Written exercise: In the lines below, turn the part that opens with the line containing "introduction-label: Introduction (291, 382, 344, 393)" and closes with the line containing "max-auth-desc: The maximum" into a JSON list of strings, one string per line, with both of those lines included and any blank lines left out.

================

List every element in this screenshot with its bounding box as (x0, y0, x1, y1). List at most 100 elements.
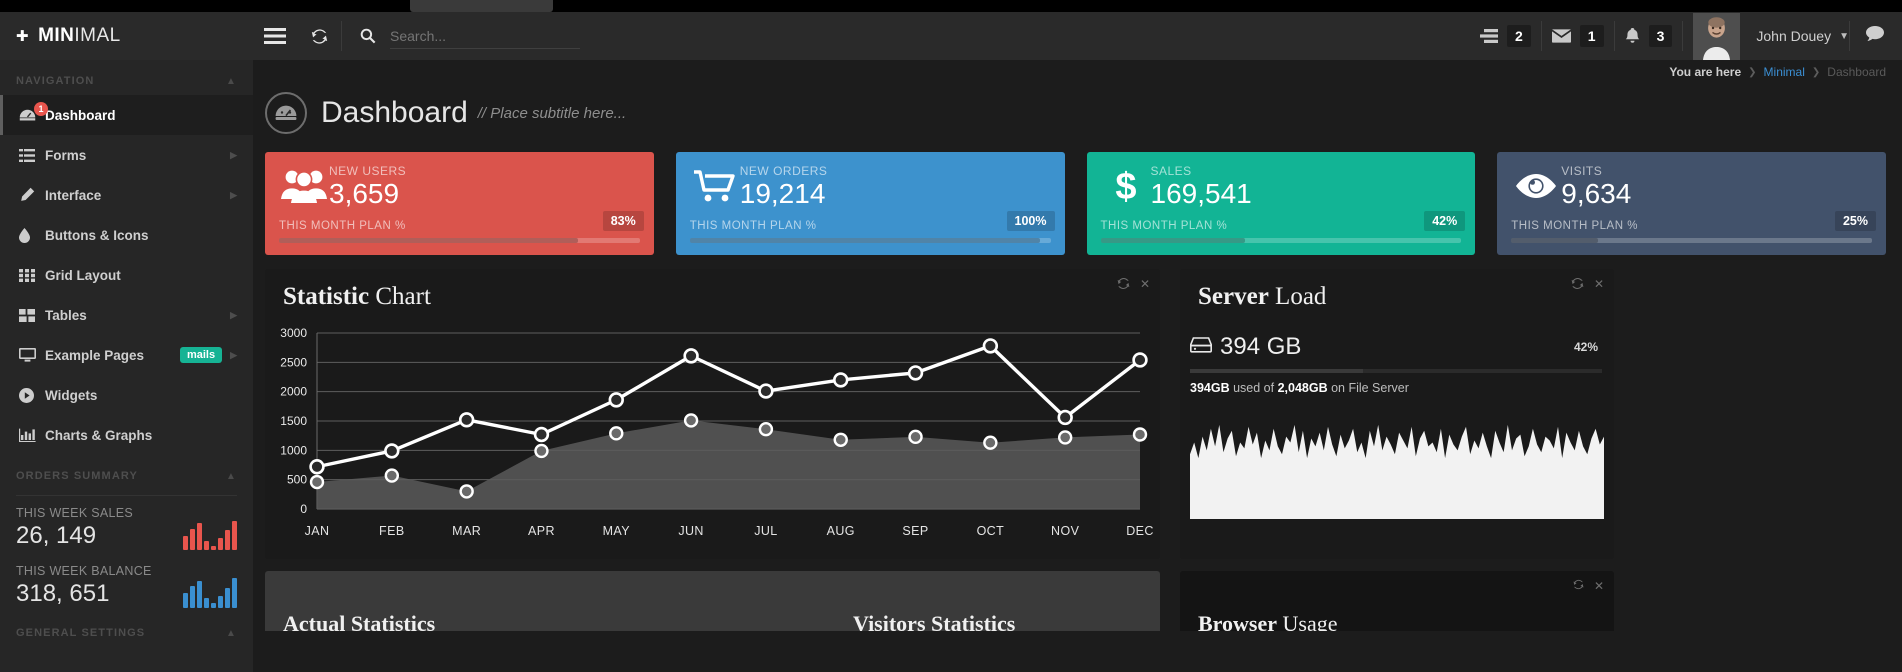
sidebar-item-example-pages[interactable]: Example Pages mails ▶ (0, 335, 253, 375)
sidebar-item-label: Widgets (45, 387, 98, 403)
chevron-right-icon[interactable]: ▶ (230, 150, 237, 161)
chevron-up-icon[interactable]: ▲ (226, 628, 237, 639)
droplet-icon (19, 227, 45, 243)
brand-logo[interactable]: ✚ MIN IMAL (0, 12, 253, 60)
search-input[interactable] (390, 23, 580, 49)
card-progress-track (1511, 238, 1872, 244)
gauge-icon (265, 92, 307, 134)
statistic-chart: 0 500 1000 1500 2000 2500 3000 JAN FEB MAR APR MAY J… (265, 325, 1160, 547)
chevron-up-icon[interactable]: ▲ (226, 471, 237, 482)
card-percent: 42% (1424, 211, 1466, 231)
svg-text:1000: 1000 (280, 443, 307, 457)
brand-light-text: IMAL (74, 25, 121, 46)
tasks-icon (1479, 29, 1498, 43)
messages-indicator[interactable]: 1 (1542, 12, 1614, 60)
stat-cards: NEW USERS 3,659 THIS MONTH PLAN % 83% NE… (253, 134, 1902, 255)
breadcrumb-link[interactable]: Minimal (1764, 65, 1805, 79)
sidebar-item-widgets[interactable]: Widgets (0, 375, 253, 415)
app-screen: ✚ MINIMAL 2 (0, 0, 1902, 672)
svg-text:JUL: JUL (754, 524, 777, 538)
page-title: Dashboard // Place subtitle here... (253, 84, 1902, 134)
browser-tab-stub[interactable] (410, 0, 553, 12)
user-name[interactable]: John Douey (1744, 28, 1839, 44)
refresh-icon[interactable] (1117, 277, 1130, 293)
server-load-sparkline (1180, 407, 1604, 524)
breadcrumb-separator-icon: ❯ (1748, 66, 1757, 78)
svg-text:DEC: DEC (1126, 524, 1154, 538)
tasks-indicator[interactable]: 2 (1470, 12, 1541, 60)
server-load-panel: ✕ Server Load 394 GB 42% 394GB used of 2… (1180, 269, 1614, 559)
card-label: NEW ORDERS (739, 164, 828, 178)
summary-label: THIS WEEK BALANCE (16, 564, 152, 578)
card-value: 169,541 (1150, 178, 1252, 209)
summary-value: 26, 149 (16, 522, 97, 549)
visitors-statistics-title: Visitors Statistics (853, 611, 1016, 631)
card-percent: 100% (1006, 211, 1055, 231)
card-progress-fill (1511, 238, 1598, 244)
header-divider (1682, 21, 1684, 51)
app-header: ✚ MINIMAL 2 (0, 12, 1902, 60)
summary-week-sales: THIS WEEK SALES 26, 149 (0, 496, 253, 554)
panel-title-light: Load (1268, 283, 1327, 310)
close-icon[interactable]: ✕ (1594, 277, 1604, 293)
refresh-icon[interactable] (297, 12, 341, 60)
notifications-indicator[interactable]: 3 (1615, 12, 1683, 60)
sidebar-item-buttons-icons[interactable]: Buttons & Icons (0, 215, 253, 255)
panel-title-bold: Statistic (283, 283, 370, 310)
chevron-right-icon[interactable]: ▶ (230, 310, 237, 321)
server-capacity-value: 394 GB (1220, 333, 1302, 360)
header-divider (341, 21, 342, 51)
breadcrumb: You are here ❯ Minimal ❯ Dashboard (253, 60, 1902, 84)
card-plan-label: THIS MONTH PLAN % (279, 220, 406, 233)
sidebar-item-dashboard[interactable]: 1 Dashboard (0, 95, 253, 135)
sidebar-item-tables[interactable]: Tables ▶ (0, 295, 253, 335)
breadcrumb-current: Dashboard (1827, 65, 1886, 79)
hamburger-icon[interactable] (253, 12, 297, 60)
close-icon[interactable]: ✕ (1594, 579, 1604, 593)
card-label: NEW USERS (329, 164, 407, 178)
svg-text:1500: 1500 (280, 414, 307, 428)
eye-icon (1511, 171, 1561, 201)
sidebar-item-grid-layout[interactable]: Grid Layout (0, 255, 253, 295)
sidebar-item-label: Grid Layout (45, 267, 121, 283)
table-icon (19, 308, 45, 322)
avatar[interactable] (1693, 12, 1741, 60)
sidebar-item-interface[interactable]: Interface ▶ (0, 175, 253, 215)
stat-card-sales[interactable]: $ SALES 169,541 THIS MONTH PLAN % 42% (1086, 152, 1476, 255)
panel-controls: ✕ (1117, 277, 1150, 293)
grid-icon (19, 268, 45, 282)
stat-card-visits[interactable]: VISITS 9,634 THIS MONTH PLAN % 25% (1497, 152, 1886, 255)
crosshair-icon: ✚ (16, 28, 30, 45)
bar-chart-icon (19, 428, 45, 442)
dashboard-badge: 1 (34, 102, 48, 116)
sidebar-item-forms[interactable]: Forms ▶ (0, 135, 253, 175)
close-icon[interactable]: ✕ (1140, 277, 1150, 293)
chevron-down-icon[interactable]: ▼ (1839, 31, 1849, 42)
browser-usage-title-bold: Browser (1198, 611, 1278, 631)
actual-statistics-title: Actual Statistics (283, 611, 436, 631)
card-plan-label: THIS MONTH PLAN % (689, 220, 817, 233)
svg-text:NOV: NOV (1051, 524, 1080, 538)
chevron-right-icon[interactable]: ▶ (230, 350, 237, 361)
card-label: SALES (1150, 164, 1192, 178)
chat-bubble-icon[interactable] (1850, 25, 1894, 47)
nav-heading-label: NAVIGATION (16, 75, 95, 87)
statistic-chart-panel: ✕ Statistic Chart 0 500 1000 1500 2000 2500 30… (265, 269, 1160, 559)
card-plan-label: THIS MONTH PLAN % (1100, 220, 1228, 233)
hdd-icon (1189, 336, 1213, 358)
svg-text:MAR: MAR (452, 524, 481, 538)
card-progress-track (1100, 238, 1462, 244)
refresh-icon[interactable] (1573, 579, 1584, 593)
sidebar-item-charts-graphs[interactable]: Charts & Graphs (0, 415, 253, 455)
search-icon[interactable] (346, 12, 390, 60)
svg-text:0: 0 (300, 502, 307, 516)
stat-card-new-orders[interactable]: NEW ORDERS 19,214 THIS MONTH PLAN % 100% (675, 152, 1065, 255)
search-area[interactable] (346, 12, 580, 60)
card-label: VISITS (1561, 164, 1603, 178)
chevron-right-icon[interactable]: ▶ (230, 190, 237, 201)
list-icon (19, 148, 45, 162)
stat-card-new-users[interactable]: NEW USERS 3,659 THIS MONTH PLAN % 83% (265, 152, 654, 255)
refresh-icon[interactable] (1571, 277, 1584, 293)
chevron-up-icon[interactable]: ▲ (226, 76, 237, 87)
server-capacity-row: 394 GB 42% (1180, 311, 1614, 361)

================

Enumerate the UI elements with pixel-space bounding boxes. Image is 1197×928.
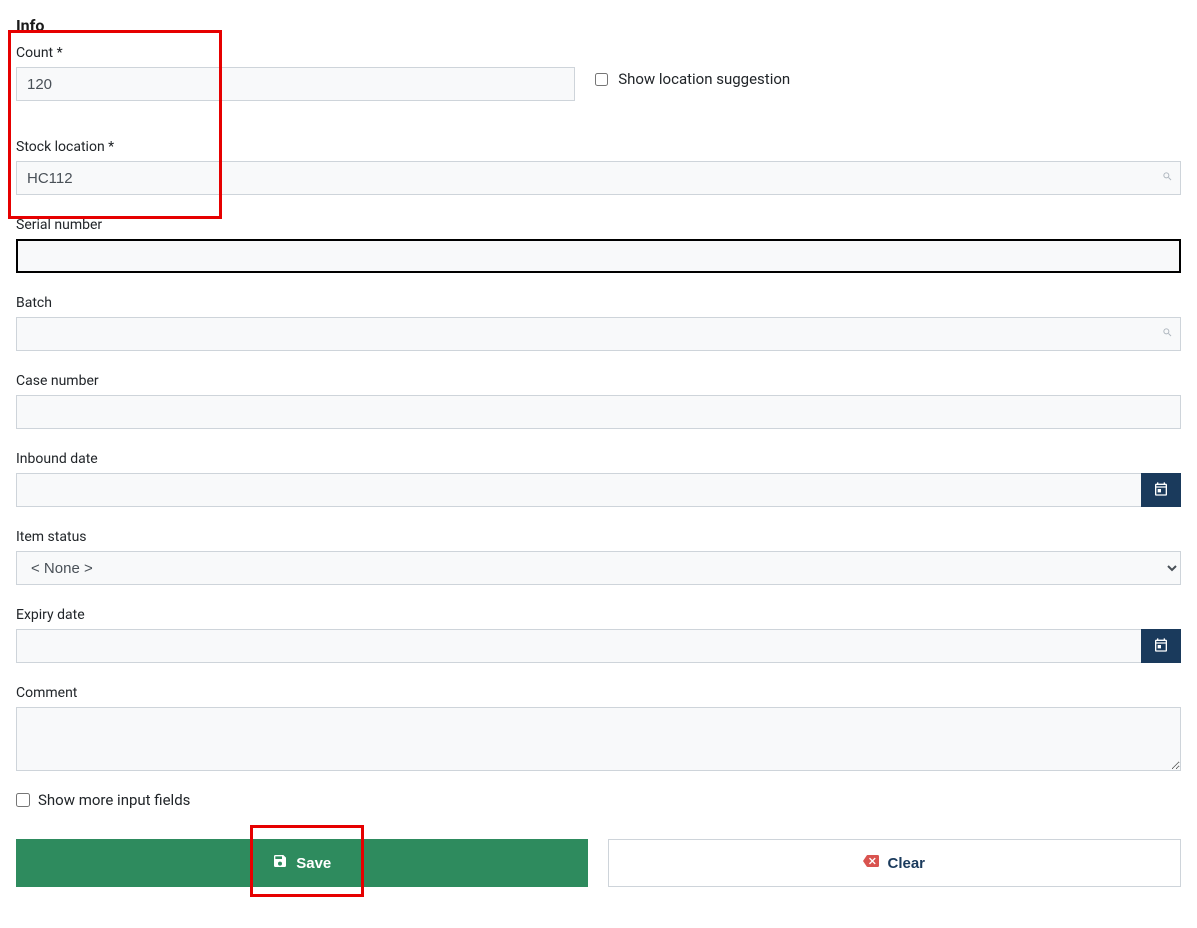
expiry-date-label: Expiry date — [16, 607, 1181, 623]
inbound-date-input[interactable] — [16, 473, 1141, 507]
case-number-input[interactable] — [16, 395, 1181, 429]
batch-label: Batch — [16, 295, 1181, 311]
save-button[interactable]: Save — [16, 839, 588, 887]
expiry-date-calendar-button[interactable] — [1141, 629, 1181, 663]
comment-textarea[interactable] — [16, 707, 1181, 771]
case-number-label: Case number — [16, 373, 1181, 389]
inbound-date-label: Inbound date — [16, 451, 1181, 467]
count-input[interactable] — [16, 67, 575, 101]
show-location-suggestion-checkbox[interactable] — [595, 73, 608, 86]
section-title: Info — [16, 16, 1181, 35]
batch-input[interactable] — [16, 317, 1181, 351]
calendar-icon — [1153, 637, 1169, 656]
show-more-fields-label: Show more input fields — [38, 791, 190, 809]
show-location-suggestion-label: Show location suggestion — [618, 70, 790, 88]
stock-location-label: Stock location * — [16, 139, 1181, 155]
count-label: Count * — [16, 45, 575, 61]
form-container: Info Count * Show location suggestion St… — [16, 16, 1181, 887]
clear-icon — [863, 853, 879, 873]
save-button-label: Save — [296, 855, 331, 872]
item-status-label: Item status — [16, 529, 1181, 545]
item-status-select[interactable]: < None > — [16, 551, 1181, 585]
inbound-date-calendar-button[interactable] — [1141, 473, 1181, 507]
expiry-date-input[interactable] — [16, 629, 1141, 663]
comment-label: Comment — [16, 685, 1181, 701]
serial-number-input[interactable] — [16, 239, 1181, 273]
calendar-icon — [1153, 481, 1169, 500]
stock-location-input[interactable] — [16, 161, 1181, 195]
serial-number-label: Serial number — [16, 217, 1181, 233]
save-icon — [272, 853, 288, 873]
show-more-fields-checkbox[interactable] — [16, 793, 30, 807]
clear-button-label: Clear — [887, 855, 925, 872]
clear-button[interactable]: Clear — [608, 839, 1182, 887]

================

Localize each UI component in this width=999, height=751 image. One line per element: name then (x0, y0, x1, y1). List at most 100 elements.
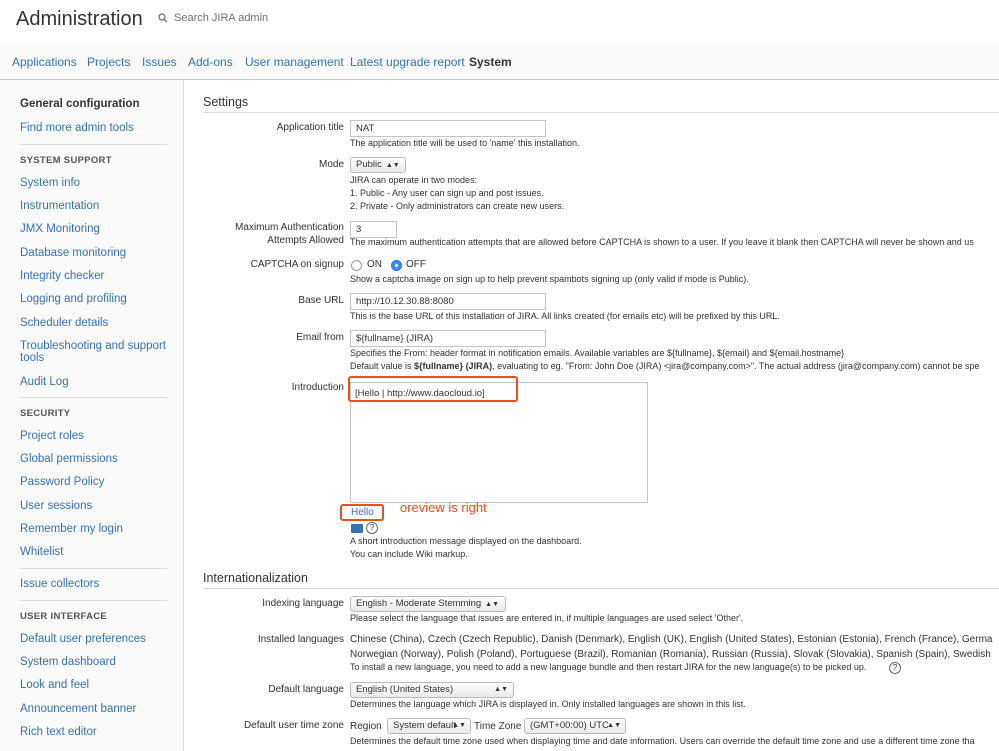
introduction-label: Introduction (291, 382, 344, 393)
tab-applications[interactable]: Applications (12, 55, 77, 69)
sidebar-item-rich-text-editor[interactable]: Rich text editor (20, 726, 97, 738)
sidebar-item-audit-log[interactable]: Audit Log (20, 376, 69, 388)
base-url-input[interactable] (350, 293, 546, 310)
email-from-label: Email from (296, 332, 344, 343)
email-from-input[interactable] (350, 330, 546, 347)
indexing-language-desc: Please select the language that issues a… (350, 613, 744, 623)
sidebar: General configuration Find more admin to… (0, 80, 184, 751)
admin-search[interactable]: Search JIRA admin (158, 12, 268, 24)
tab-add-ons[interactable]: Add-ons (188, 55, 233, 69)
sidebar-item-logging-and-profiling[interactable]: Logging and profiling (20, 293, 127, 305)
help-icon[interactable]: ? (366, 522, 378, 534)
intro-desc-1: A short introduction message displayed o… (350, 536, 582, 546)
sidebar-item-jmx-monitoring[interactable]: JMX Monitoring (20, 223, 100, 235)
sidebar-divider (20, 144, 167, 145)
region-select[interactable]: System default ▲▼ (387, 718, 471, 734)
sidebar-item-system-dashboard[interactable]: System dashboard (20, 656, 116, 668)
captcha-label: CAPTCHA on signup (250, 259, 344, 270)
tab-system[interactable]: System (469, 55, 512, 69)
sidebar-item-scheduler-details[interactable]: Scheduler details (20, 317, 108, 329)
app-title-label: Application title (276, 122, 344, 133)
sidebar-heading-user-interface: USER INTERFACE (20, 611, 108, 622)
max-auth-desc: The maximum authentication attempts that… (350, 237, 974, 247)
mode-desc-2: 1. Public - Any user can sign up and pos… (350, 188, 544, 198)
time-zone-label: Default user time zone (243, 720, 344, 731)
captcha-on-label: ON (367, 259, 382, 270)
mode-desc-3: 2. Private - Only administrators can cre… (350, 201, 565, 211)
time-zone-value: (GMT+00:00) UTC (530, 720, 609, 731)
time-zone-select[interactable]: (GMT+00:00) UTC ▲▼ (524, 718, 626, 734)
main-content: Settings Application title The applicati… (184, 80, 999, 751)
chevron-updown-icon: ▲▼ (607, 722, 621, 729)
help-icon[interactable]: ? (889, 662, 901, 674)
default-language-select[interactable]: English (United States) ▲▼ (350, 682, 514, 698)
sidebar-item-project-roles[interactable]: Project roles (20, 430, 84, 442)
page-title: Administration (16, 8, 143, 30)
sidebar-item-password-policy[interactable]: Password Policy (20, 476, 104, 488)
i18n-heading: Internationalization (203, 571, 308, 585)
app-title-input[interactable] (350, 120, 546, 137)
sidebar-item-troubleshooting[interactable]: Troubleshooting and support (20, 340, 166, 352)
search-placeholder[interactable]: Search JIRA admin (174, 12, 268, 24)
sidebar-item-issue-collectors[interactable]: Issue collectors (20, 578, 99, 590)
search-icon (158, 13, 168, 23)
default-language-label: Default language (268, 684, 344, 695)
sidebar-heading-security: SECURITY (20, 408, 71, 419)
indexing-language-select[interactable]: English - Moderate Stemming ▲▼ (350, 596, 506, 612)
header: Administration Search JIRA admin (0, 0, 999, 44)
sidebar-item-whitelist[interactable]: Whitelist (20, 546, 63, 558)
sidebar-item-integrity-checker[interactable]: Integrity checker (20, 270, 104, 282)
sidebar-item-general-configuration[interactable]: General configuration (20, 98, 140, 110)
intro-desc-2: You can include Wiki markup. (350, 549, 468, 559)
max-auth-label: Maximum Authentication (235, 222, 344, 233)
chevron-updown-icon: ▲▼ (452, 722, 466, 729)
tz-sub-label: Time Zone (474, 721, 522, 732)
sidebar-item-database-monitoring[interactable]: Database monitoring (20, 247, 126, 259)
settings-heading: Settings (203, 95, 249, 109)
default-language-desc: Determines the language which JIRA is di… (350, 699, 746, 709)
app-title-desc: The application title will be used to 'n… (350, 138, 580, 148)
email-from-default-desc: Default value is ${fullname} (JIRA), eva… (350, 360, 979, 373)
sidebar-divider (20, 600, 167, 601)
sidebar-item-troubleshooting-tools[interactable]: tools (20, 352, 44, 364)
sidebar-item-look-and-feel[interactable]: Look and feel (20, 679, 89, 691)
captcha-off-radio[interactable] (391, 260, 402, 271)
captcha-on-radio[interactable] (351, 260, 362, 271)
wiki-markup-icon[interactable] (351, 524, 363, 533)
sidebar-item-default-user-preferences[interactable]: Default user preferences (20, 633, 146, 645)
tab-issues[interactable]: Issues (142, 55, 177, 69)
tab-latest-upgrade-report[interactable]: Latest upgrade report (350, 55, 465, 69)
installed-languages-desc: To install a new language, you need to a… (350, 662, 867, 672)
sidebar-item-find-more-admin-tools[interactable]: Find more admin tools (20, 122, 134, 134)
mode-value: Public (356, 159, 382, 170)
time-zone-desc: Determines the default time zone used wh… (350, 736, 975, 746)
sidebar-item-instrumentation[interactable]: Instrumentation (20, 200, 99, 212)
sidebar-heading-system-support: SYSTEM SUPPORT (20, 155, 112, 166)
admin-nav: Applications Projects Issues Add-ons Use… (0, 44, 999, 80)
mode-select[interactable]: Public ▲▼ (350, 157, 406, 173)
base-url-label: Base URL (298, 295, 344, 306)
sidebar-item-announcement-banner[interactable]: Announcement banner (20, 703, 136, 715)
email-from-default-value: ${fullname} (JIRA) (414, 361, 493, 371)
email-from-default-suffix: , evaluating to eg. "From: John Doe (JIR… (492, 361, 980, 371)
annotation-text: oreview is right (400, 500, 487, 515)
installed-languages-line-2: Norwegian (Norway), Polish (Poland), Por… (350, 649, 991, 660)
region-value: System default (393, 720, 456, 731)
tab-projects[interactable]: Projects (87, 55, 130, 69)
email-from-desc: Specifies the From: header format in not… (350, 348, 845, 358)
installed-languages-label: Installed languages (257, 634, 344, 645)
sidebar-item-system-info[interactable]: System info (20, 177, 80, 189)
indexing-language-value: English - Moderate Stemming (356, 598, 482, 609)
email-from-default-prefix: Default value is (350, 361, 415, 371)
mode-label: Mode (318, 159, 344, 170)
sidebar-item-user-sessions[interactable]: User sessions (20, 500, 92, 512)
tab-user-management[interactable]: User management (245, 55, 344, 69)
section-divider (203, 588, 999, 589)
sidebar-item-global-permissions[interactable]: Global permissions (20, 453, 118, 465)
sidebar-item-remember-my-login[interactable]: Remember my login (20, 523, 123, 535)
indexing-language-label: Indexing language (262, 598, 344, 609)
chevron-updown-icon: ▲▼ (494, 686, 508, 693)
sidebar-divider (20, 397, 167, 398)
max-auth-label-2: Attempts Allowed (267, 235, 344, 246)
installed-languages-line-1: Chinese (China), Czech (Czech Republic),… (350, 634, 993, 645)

================

The solution:
[
  "introduction-label: Introduction (291, 382, 344, 393)",
  "tab-applications[interactable]: Applications (12, 55, 77, 69)",
  "sidebar-item-rich-text-editor[interactable]: Rich text editor (20, 726, 97, 738)",
  "sidebar-item-audit-log[interactable]: Audit Log (20, 376, 69, 388)",
  "base-url-input[interactable] (350, 293, 546, 310)",
  "email-from-label: Email from (296, 332, 344, 343)",
  "email-from-input[interactable] (350, 330, 546, 347)",
  "indexing-language-desc: Please select the language that issues a… (350, 613, 744, 623)",
  "sidebar: General configuration Find more admin to… (0, 80, 184, 751)",
  "admin-search[interactable]: Search JIRA admin (158, 12, 268, 24)",
  "tab-add-ons[interactable]: Add-ons (188, 55, 233, 69)",
  "sidebar-item-logging-and-profiling[interactable]: Logging and profiling (20, 293, 127, 305)",
  "help-icon[interactable]: ? (366, 522, 378, 534)",
  "intro-desc-1: A short introduction message displayed o… (350, 536, 582, 546)",
  "sidebar-item-jmx-monitoring[interactable]: JMX Monitoring (20, 223, 100, 235)",
  "sidebar-divider (20, 144, 167, 145)",
  "region-select[interactable]: System default ▲▼ (387, 718, 471, 734)",
  "sidebar-item-system-dashboard[interactable]: System dashboard (20, 656, 116, 668)",
  "captcha-label: CAPTCHA on signup (250, 259, 344, 270)",
  "tab-system[interactable]: System (469, 55, 512, 69)",
  "sidebar-item-scheduler-details[interactable]: Scheduler details (20, 317, 108, 329)",
  "app-title-label: Application title (276, 122, 344, 133)",
  "sidebar-heading-user-interface: USER INTERFACE (20, 611, 108, 622)",
  "max-auth-desc: The maximum authentication attempts that… (350, 237, 974, 247)"
]